Exercise material →
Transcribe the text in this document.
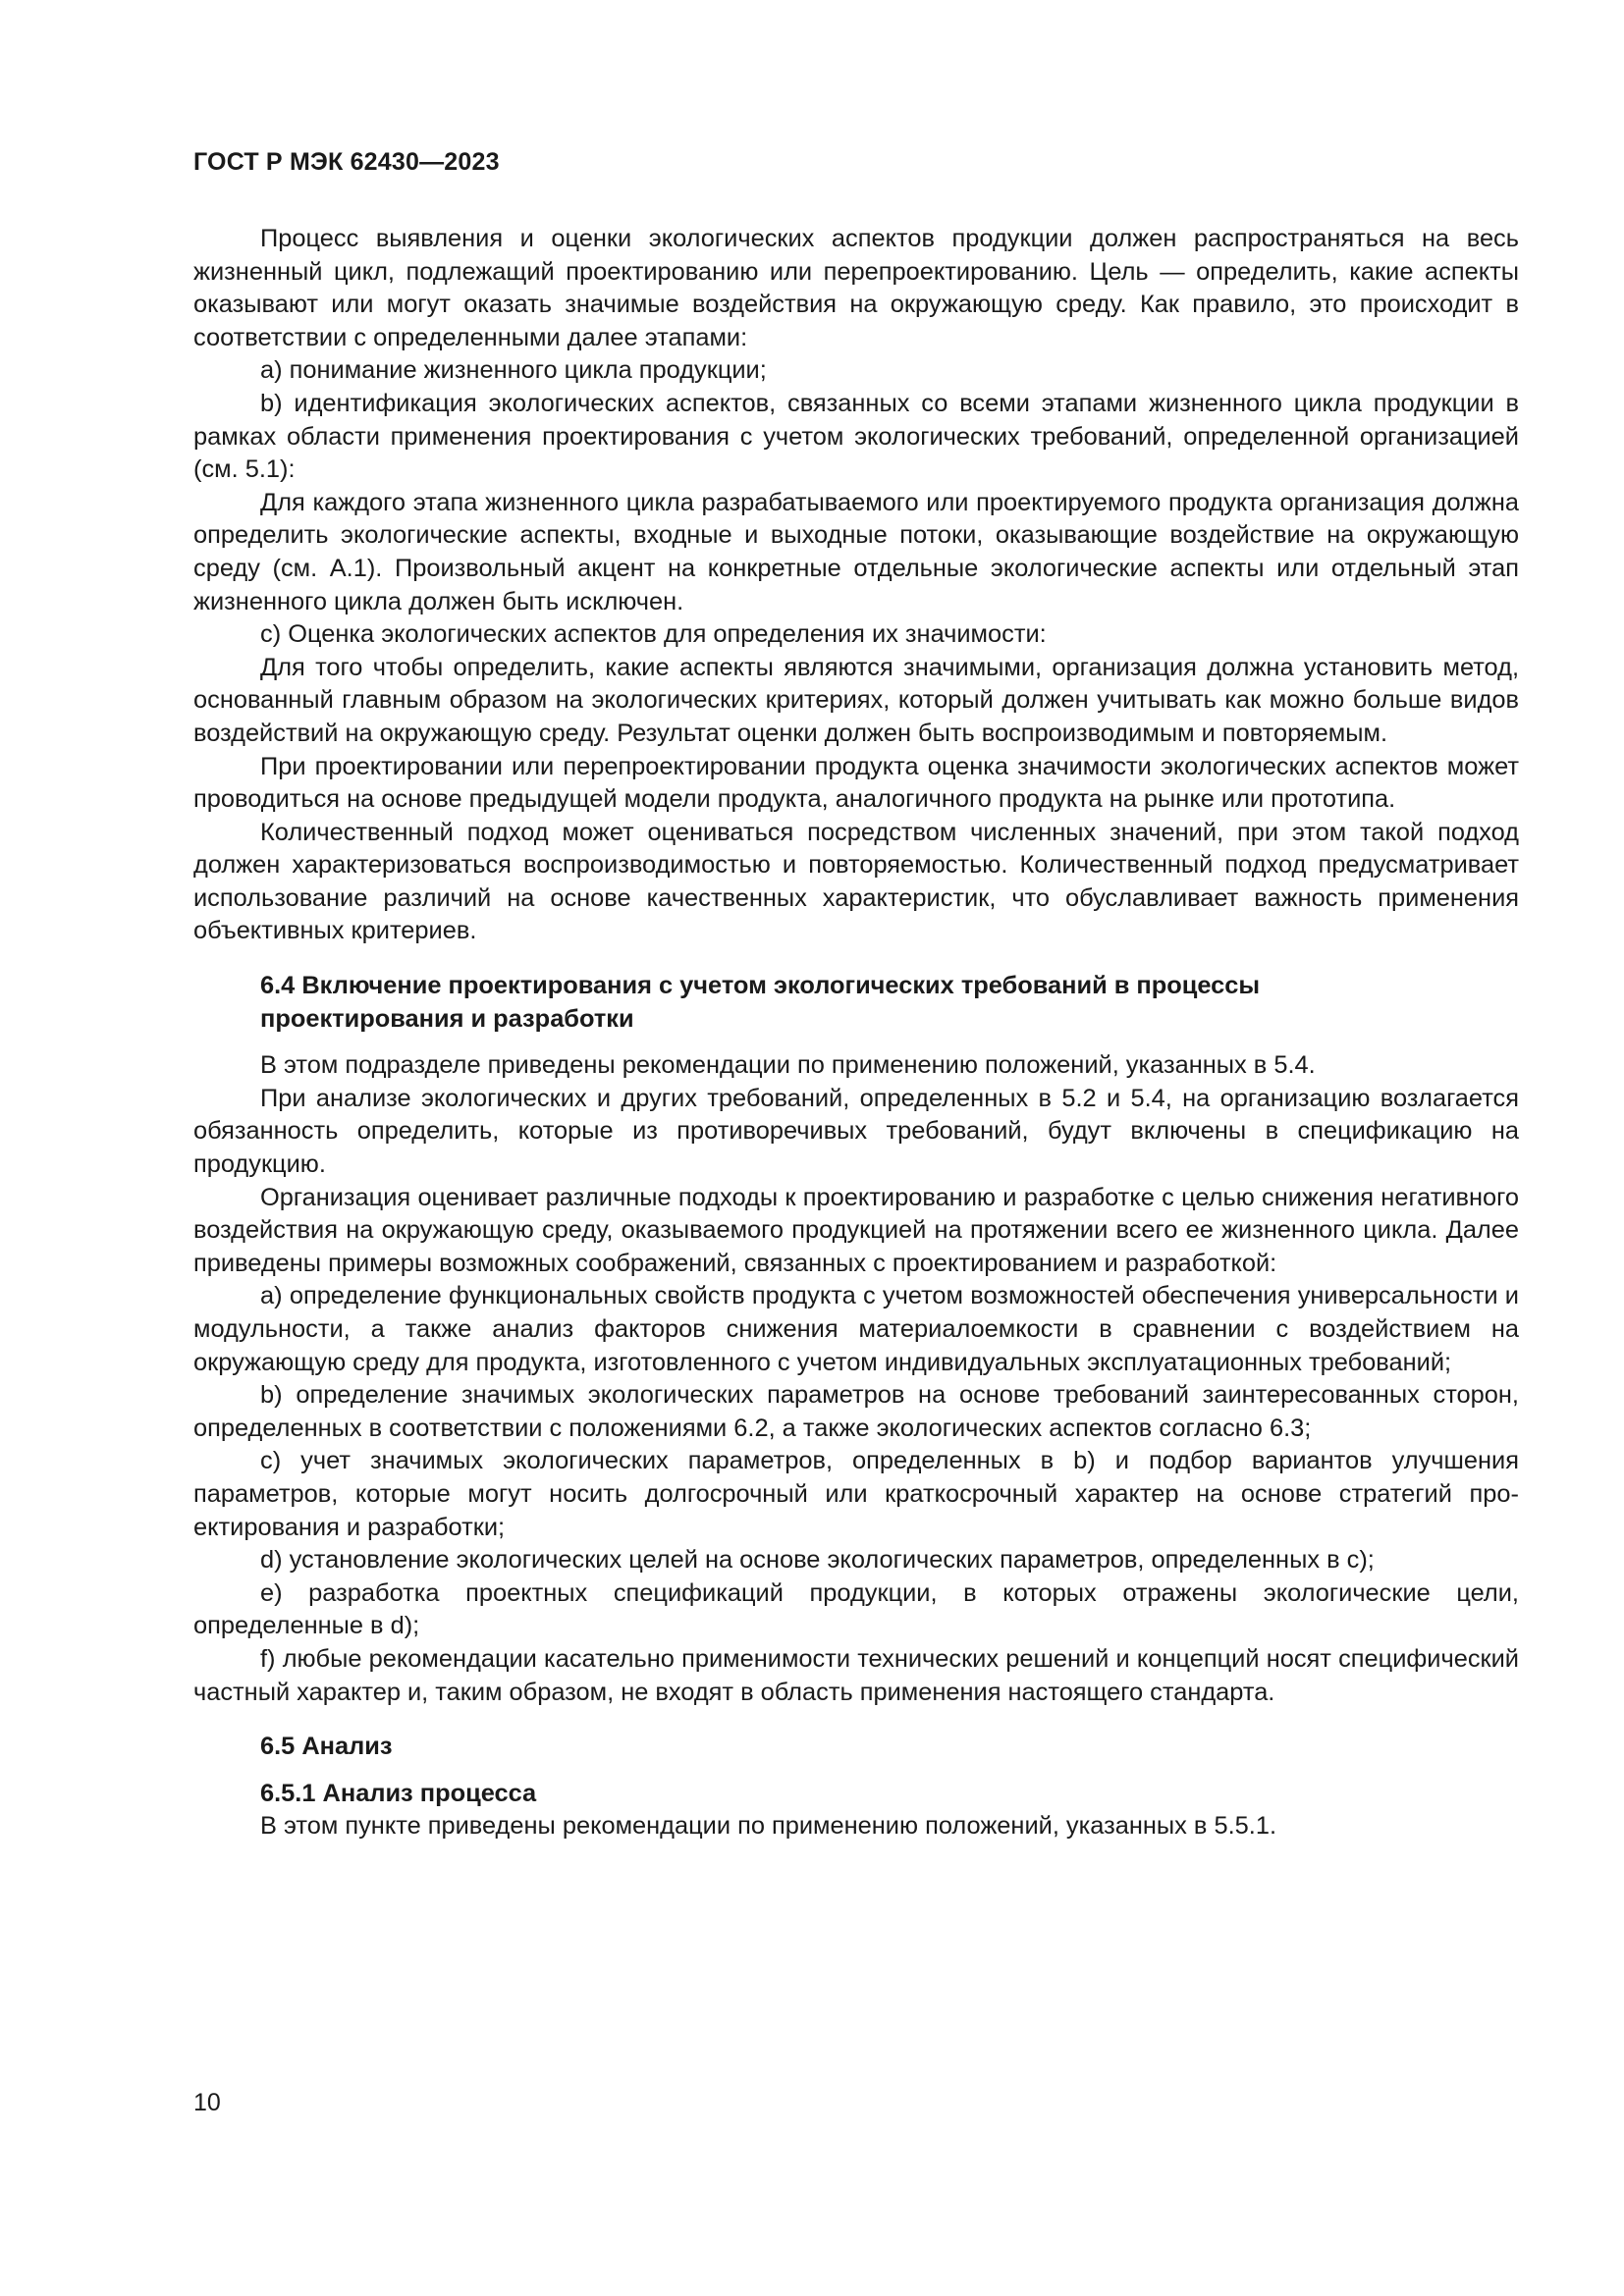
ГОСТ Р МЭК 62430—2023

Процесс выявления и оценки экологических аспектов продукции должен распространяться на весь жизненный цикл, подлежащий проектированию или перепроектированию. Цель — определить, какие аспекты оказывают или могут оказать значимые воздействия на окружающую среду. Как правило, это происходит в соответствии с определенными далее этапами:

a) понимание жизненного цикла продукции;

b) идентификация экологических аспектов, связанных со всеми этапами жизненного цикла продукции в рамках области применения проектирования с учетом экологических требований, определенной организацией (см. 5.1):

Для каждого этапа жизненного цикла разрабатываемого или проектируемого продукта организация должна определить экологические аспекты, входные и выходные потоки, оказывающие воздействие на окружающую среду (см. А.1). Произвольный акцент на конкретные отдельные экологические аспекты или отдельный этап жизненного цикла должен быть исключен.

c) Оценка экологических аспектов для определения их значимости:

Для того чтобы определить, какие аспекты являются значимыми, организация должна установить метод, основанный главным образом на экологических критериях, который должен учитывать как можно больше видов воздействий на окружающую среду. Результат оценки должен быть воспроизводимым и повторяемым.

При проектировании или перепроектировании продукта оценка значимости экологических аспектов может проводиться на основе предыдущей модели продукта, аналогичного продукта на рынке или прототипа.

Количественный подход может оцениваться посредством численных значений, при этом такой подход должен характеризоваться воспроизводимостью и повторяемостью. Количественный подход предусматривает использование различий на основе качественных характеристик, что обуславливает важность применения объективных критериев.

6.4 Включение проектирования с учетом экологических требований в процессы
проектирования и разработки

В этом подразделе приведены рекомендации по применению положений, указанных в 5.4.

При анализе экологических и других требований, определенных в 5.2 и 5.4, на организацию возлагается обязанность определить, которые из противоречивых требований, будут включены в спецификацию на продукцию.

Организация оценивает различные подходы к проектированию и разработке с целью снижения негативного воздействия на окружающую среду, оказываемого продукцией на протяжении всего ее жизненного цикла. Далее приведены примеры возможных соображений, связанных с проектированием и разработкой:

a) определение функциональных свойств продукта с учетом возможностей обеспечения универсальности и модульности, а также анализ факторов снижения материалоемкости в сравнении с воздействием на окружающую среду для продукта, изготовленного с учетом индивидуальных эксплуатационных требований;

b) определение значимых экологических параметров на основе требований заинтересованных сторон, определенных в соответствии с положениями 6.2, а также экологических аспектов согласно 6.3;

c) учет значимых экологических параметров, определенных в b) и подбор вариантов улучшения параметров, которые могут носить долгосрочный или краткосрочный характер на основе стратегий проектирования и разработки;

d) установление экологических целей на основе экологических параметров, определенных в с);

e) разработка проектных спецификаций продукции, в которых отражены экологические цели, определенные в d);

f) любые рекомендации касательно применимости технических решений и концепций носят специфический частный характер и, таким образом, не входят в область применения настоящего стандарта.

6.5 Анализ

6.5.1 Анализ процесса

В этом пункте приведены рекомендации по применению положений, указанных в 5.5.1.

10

Given problem → Pull every line containing the word "определение" out of the material.

Response to the task →
a) определение функциональных свойств продукта с учетом возможностей обеспечения универсальности и модульности, а также анализ факторов снижения материалоемкости в сравнении с воздействием на окружающую среду для продукта, изготовленного с учетом индивидуальных эксплуатационных требований;
b) определение значимых экологических параметров на основе требований заинтересованных сторон, определенных в соответствии с положениями 6.2, а также экологических аспектов согласно 6.3;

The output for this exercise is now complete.